### TASK BRIEF
Find each line with the string "تمام" and copy it.
:: RECORD EXCERPTS ::
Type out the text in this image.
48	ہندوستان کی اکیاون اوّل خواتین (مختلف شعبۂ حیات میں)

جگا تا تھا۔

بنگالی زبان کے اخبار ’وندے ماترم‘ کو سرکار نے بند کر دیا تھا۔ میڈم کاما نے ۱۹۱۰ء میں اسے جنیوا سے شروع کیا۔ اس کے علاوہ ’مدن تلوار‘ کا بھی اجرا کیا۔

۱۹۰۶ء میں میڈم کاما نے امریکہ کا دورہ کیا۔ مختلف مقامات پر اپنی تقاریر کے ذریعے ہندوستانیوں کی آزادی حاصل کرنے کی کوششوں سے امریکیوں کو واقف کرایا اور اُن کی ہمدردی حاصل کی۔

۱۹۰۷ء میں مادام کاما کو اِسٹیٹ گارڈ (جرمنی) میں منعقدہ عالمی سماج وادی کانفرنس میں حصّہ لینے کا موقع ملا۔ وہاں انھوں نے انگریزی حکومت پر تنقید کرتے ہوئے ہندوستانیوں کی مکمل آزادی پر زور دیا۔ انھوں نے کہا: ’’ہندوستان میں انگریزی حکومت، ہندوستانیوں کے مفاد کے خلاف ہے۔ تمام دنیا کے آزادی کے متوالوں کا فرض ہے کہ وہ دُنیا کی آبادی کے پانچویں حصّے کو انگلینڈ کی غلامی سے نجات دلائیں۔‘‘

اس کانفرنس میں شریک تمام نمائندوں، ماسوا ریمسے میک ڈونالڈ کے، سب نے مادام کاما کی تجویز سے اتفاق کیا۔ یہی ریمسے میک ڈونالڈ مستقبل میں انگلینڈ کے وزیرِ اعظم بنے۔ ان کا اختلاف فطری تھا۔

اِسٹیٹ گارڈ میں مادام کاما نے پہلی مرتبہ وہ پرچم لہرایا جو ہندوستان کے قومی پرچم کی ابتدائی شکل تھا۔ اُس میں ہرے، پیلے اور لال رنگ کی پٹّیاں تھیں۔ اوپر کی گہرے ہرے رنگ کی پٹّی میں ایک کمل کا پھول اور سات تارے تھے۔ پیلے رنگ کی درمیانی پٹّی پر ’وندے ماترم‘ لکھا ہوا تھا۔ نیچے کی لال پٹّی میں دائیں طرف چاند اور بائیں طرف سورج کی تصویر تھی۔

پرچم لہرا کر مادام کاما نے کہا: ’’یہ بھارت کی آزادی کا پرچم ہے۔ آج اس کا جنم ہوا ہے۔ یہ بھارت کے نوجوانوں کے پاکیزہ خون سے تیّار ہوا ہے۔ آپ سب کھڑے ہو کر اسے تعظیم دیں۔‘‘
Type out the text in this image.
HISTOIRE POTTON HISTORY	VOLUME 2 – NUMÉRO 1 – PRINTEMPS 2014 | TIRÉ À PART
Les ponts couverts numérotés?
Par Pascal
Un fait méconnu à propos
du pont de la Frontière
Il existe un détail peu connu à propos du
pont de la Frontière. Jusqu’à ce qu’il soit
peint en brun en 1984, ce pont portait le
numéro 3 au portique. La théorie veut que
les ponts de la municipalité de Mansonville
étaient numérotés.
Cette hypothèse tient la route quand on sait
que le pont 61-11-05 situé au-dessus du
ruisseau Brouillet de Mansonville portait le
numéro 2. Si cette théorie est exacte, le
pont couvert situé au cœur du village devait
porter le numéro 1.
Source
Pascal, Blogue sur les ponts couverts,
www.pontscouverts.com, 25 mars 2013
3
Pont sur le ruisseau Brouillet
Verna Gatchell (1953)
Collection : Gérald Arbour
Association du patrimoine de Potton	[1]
:::
### TASK RESULT
۱۹۰۷ء میں مادام کاما کو اِسٹیٹ گارڈ (جرمنی) میں منعقدہ عالمی سماج وادی کانفرنس میں حصّہ لینے کا موقع ملا۔ وہاں انھوں نے انگریزی حکومت پر تنقید کرتے ہوئے ہندوستانیوں کی مکمل آزادی پر زور دیا۔ انھوں نے کہا: ’’ہندوستان میں انگریزی حکومت، ہندوستانیوں کے مفاد کے خلاف ہے۔ تمام دنیا کے آزادی کے متوالوں کا فرض ہے کہ وہ دُنیا کی آبادی کے پانچویں حصّے کو انگلینڈ کی غلامی سے نجات دلائیں۔‘‘
اس کانفرنس میں شریک تمام نمائندوں، ماسوا ریمسے میک ڈونالڈ کے، سب نے مادام کاما کی تجویز سے اتفاق کیا۔ یہی ریمسے میک ڈونالڈ مستقبل میں انگلینڈ کے وزیرِ اعظم بنے۔ ان کا اختلاف فطری تھا۔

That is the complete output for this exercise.